■ **EXERCISE AIM**
Find the string "into" and gather every line that holds it.

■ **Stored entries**
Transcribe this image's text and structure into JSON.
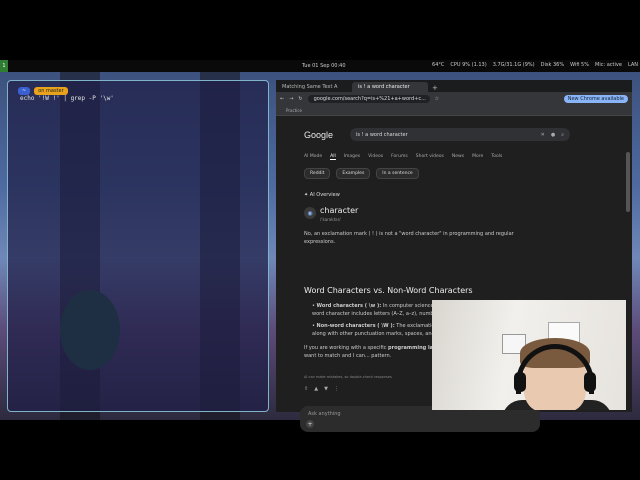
{
  "topbar": {
    "workspace": "1",
    "clock": "Tue 01 Sep 00:40",
    "tray": [
      "64°C",
      "CPU 9% (1.13)",
      "3.7G/31.1G (9%)",
      "Disk 36%",
      "Wifi 5%",
      "Mic: active",
      "LAN"
    ]
  },
  "terminal": {
    "prompt_dir": "~",
    "prompt_branch": "on master",
    "command": "echo '!W !' | grep -P '\\w'"
  },
  "browser": {
    "tabs": [
      {
        "label": "Matching Same Text A"
      },
      {
        "label": "is ! a word character"
      }
    ],
    "url": "google.com/search?q=is+%21+a+word+c...",
    "new_chrome": "New Chrome available",
    "bookmarks": [
      "Practice"
    ]
  },
  "google": {
    "logo": "Google",
    "query": "is ! a word character",
    "tabs": [
      "AI Mode",
      "All",
      "Images",
      "Videos",
      "Forums",
      "Short videos",
      "News",
      "More",
      "Tools"
    ],
    "chips": [
      "Reddit",
      "Examples",
      "In a sentence"
    ],
    "ai_overview_label": "AI Overview",
    "word": "character",
    "word_sub": "/ˈkarəktər/",
    "intro": "No, an exclamation mark ( ! ) is not a \"word character\" in programming and regular expressions.",
    "section_title": "Word Characters vs. Non-Word Characters",
    "bullet1_bold": "Word characters ( \\w ):",
    "bullet1": " In computer science and regular expressions (regex), a word character includes letters (A–Z, a–z), numbers (0–9), and the underscore ( _ ).",
    "bullet2_bold": "Non-word characters ( \\W ):",
    "bullet2": " The exclamation mark falls into this category, along with other punctuation marks, spaces, and symbols like ? , @ , and # .",
    "para_start": "If you are working with a specific ",
    "para_bold": "programming lang... expression",
    "para_end": ", tell me what you want to match and I can... pattern.",
    "note": "AI can make mistakes, so double-check responses",
    "ask_placeholder": "Ask anything"
  }
}
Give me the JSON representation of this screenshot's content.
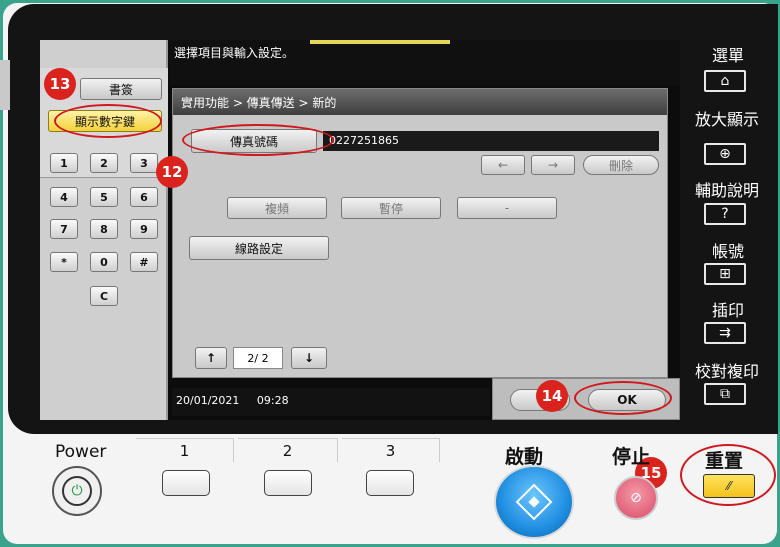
{
  "screen_header": {
    "instruction": "選擇項目與輸入設定。"
  },
  "left_panel": {
    "bookmark_label": "書簽",
    "show_keypad_label": "顯示數字鍵",
    "keys": [
      "1",
      "2",
      "3",
      "4",
      "5",
      "6",
      "7",
      "8",
      "9",
      "*",
      "0",
      "#"
    ],
    "clear_key": "C"
  },
  "dialog": {
    "breadcrumb": "實用功能 > 傳真傳送 > 新的",
    "fax_number_label": "傳真號碼",
    "fax_number_value": "0227251865",
    "back_arrow": "←",
    "forward_arrow": "→",
    "delete_label": "刪除",
    "copy_label": "複頻",
    "pause_label": "暫停",
    "dash_label": "-",
    "line_settings_label": "線路設定",
    "page_up": "↑",
    "page_indicator": "2/ 2",
    "page_down": "↓",
    "ok_label": "OK"
  },
  "status_bar": {
    "date": "20/01/2021",
    "time": "09:28"
  },
  "right_menu": [
    {
      "label": "選單",
      "icon": "home-icon",
      "glyph": "⌂"
    },
    {
      "label": "放大顯示",
      "icon": "zoom-icon",
      "glyph": "⊕"
    },
    {
      "label": "輔助說明",
      "icon": "help-icon",
      "glyph": "?"
    },
    {
      "label": "帳號",
      "icon": "account-icon",
      "glyph": "⊞"
    },
    {
      "label": "插印",
      "icon": "interrupt-icon",
      "glyph": "⇉"
    },
    {
      "label": "校對複印",
      "icon": "proof-copy-icon",
      "glyph": "⧉"
    }
  ],
  "callouts": [
    "13",
    "12",
    "14",
    "15"
  ],
  "hardware": {
    "power_label": "Power",
    "num_buttons": [
      "1",
      "2",
      "3"
    ],
    "start_label": "啟動",
    "stop_label": "停止",
    "reset_label": "重置"
  },
  "colors": {
    "accent_red": "#d9231c",
    "start_blue": "#1f8ee0",
    "reset_yellow": "#f4cc1c"
  }
}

■ **REPLY TO THE TASK**
Transcribe this image's text and structure into JSON.
    "bullet2": " The exclamation mark falls into this category, along with other punctuation marks, spaces, and symbols like ? , @ , and # .",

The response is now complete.